> **Goal**: Print all of the data exactly.

Source records
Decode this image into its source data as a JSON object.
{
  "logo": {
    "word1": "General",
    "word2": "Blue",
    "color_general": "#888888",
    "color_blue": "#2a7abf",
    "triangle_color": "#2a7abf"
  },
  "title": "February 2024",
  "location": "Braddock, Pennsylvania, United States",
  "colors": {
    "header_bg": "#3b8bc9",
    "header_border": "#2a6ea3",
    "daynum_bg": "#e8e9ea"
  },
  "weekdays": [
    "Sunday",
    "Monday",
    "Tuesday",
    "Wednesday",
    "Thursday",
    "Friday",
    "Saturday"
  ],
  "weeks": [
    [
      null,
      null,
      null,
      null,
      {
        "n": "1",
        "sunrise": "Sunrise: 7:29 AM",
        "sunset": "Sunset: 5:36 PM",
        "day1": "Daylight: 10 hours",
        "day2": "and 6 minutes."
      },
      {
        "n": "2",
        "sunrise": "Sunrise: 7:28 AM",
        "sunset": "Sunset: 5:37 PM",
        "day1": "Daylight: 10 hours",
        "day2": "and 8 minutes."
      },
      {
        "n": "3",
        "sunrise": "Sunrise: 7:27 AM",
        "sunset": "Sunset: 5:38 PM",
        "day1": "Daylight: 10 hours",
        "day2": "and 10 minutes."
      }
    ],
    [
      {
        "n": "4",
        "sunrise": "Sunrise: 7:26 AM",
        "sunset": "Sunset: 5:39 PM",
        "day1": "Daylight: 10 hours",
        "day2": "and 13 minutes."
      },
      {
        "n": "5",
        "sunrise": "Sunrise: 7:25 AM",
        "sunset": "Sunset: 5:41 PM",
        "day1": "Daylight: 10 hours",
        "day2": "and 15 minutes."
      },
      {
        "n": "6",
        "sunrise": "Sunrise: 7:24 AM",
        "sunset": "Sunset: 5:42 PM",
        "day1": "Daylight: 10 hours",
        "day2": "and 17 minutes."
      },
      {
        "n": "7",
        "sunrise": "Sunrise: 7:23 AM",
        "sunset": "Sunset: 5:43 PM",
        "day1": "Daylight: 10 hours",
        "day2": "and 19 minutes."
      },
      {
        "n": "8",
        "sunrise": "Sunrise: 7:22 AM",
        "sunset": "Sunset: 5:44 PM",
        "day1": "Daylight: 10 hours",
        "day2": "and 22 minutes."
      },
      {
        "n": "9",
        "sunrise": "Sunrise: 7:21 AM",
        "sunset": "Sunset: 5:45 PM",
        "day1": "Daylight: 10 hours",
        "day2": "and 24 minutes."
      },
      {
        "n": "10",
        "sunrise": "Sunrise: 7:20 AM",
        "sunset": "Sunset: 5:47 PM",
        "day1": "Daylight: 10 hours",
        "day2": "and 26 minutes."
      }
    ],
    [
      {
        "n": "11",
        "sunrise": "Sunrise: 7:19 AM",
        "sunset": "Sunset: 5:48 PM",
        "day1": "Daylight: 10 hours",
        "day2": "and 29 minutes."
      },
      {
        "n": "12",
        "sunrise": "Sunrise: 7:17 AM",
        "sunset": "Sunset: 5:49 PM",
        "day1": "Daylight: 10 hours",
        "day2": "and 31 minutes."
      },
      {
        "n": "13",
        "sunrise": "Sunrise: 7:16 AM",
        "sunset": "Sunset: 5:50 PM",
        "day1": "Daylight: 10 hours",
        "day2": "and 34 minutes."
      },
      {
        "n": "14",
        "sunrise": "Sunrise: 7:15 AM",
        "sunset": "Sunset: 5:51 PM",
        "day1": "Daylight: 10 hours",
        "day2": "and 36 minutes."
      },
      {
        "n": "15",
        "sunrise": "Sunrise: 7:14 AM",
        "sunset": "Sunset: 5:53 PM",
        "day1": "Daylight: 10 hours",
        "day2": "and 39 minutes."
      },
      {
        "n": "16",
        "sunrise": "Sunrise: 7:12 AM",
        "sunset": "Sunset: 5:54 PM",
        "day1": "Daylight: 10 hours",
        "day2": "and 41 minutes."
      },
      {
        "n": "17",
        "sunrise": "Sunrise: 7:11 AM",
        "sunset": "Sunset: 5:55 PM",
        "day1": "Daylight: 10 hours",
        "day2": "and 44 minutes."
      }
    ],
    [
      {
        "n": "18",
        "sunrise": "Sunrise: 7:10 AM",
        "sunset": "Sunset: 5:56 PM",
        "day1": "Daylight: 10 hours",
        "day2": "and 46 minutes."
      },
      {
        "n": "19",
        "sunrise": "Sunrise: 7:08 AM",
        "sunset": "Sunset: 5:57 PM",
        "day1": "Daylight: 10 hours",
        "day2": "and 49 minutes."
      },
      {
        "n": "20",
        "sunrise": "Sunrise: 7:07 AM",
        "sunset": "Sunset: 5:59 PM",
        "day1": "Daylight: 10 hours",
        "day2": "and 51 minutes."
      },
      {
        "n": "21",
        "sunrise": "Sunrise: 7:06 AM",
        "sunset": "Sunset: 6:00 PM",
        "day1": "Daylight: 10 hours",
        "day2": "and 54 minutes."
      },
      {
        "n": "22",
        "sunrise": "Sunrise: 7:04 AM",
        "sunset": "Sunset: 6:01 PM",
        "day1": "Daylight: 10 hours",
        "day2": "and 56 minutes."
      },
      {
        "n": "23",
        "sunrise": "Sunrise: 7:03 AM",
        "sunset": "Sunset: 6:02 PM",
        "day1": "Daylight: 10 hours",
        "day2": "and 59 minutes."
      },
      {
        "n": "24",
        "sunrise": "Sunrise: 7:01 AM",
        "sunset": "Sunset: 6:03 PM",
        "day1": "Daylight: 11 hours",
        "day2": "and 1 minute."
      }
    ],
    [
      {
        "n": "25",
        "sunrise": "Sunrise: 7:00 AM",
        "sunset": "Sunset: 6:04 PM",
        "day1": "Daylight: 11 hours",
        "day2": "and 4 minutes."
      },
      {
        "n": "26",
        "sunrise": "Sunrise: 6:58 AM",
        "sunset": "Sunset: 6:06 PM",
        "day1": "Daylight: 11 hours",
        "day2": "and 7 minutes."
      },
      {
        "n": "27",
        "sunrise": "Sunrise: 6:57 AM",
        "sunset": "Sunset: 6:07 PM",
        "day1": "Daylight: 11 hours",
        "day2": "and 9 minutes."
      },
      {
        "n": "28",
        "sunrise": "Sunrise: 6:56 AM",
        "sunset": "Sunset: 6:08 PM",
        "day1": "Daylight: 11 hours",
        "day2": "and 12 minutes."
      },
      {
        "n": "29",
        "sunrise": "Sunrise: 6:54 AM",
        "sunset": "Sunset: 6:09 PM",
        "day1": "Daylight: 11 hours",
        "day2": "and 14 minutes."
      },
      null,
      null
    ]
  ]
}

> **Worked solution**:
Decode this image into its source data as a JSON object.
{
  "logo": {
    "word1": "General",
    "word2": "Blue",
    "color_general": "#888888",
    "color_blue": "#2a7abf",
    "triangle_color": "#2a7abf"
  },
  "title": "February 2024",
  "location": "Braddock, Pennsylvania, United States",
  "colors": {
    "header_bg": "#3b8bc9",
    "header_border": "#2a6ea3",
    "daynum_bg": "#e8e9ea"
  },
  "weekdays": [
    "Sunday",
    "Monday",
    "Tuesday",
    "Wednesday",
    "Thursday",
    "Friday",
    "Saturday"
  ],
  "weeks": [
    [
      null,
      null,
      null,
      null,
      {
        "n": "1",
        "sunrise": "Sunrise: 7:29 AM",
        "sunset": "Sunset: 5:36 PM",
        "day1": "Daylight: 10 hours",
        "day2": "and 6 minutes."
      },
      {
        "n": "2",
        "sunrise": "Sunrise: 7:28 AM",
        "sunset": "Sunset: 5:37 PM",
        "day1": "Daylight: 10 hours",
        "day2": "and 8 minutes."
      },
      {
        "n": "3",
        "sunrise": "Sunrise: 7:27 AM",
        "sunset": "Sunset: 5:38 PM",
        "day1": "Daylight: 10 hours",
        "day2": "and 10 minutes."
      }
    ],
    [
      {
        "n": "4",
        "sunrise": "Sunrise: 7:26 AM",
        "sunset": "Sunset: 5:39 PM",
        "day1": "Daylight: 10 hours",
        "day2": "and 13 minutes."
      },
      {
        "n": "5",
        "sunrise": "Sunrise: 7:25 AM",
        "sunset": "Sunset: 5:41 PM",
        "day1": "Daylight: 10 hours",
        "day2": "and 15 minutes."
      },
      {
        "n": "6",
        "sunrise": "Sunrise: 7:24 AM",
        "sunset": "Sunset: 5:42 PM",
        "day1": "Daylight: 10 hours",
        "day2": "and 17 minutes."
      },
      {
        "n": "7",
        "sunrise": "Sunrise: 7:23 AM",
        "sunset": "Sunset: 5:43 PM",
        "day1": "Daylight: 10 hours",
        "day2": "and 19 minutes."
      },
      {
        "n": "8",
        "sunrise": "Sunrise: 7:22 AM",
        "sunset": "Sunset: 5:44 PM",
        "day1": "Daylight: 10 hours",
        "day2": "and 22 minutes."
      },
      {
        "n": "9",
        "sunrise": "Sunrise: 7:21 AM",
        "sunset": "Sunset: 5:45 PM",
        "day1": "Daylight: 10 hours",
        "day2": "and 24 minutes."
      },
      {
        "n": "10",
        "sunrise": "Sunrise: 7:20 AM",
        "sunset": "Sunset: 5:47 PM",
        "day1": "Daylight: 10 hours",
        "day2": "and 26 minutes."
      }
    ],
    [
      {
        "n": "11",
        "sunrise": "Sunrise: 7:19 AM",
        "sunset": "Sunset: 5:48 PM",
        "day1": "Daylight: 10 hours",
        "day2": "and 29 minutes."
      },
      {
        "n": "12",
        "sunrise": "Sunrise: 7:17 AM",
        "sunset": "Sunset: 5:49 PM",
        "day1": "Daylight: 10 hours",
        "day2": "and 31 minutes."
      },
      {
        "n": "13",
        "sunrise": "Sunrise: 7:16 AM",
        "sunset": "Sunset: 5:50 PM",
        "day1": "Daylight: 10 hours",
        "day2": "and 34 minutes."
      },
      {
        "n": "14",
        "sunrise": "Sunrise: 7:15 AM",
        "sunset": "Sunset: 5:51 PM",
        "day1": "Daylight: 10 hours",
        "day2": "and 36 minutes."
      },
      {
        "n": "15",
        "sunrise": "Sunrise: 7:14 AM",
        "sunset": "Sunset: 5:53 PM",
        "day1": "Daylight: 10 hours",
        "day2": "and 39 minutes."
      },
      {
        "n": "16",
        "sunrise": "Sunrise: 7:12 AM",
        "sunset": "Sunset: 5:54 PM",
        "day1": "Daylight: 10 hours",
        "day2": "and 41 minutes."
      },
      {
        "n": "17",
        "sunrise": "Sunrise: 7:11 AM",
        "sunset": "Sunset: 5:55 PM",
        "day1": "Daylight: 10 hours",
        "day2": "and 44 minutes."
      }
    ],
    [
      {
        "n": "18",
        "sunrise": "Sunrise: 7:10 AM",
        "sunset": "Sunset: 5:56 PM",
        "day1": "Daylight: 10 hours",
        "day2": "and 46 minutes."
      },
      {
        "n": "19",
        "sunrise": "Sunrise: 7:08 AM",
        "sunset": "Sunset: 5:57 PM",
        "day1": "Daylight: 10 hours",
        "day2": "and 49 minutes."
      },
      {
        "n": "20",
        "sunrise": "Sunrise: 7:07 AM",
        "sunset": "Sunset: 5:59 PM",
        "day1": "Daylight: 10 hours",
        "day2": "and 51 minutes."
      },
      {
        "n": "21",
        "sunrise": "Sunrise: 7:06 AM",
        "sunset": "Sunset: 6:00 PM",
        "day1": "Daylight: 10 hours",
        "day2": "and 54 minutes."
      },
      {
        "n": "22",
        "sunrise": "Sunrise: 7:04 AM",
        "sunset": "Sunset: 6:01 PM",
        "day1": "Daylight: 10 hours",
        "day2": "and 56 minutes."
      },
      {
        "n": "23",
        "sunrise": "Sunrise: 7:03 AM",
        "sunset": "Sunset: 6:02 PM",
        "day1": "Daylight: 10 hours",
        "day2": "and 59 minutes."
      },
      {
        "n": "24",
        "sunrise": "Sunrise: 7:01 AM",
        "sunset": "Sunset: 6:03 PM",
        "day1": "Daylight: 11 hours",
        "day2": "and 1 minute."
      }
    ],
    [
      {
        "n": "25",
        "sunrise": "Sunrise: 7:00 AM",
        "sunset": "Sunset: 6:04 PM",
        "day1": "Daylight: 11 hours",
        "day2": "and 4 minutes."
      },
      {
        "n": "26",
        "sunrise": "Sunrise: 6:58 AM",
        "sunset": "Sunset: 6:06 PM",
        "day1": "Daylight: 11 hours",
        "day2": "and 7 minutes."
      },
      {
        "n": "27",
        "sunrise": "Sunrise: 6:57 AM",
        "sunset": "Sunset: 6:07 PM",
        "day1": "Daylight: 11 hours",
        "day2": "and 9 minutes."
      },
      {
        "n": "28",
        "sunrise": "Sunrise: 6:56 AM",
        "sunset": "Sunset: 6:08 PM",
        "day1": "Daylight: 11 hours",
        "day2": "and 12 minutes."
      },
      {
        "n": "29",
        "sunrise": "Sunrise: 6:54 AM",
        "sunset": "Sunset: 6:09 PM",
        "day1": "Daylight: 11 hours",
        "day2": "and 14 minutes."
      },
      null,
      null
    ]
  ]
}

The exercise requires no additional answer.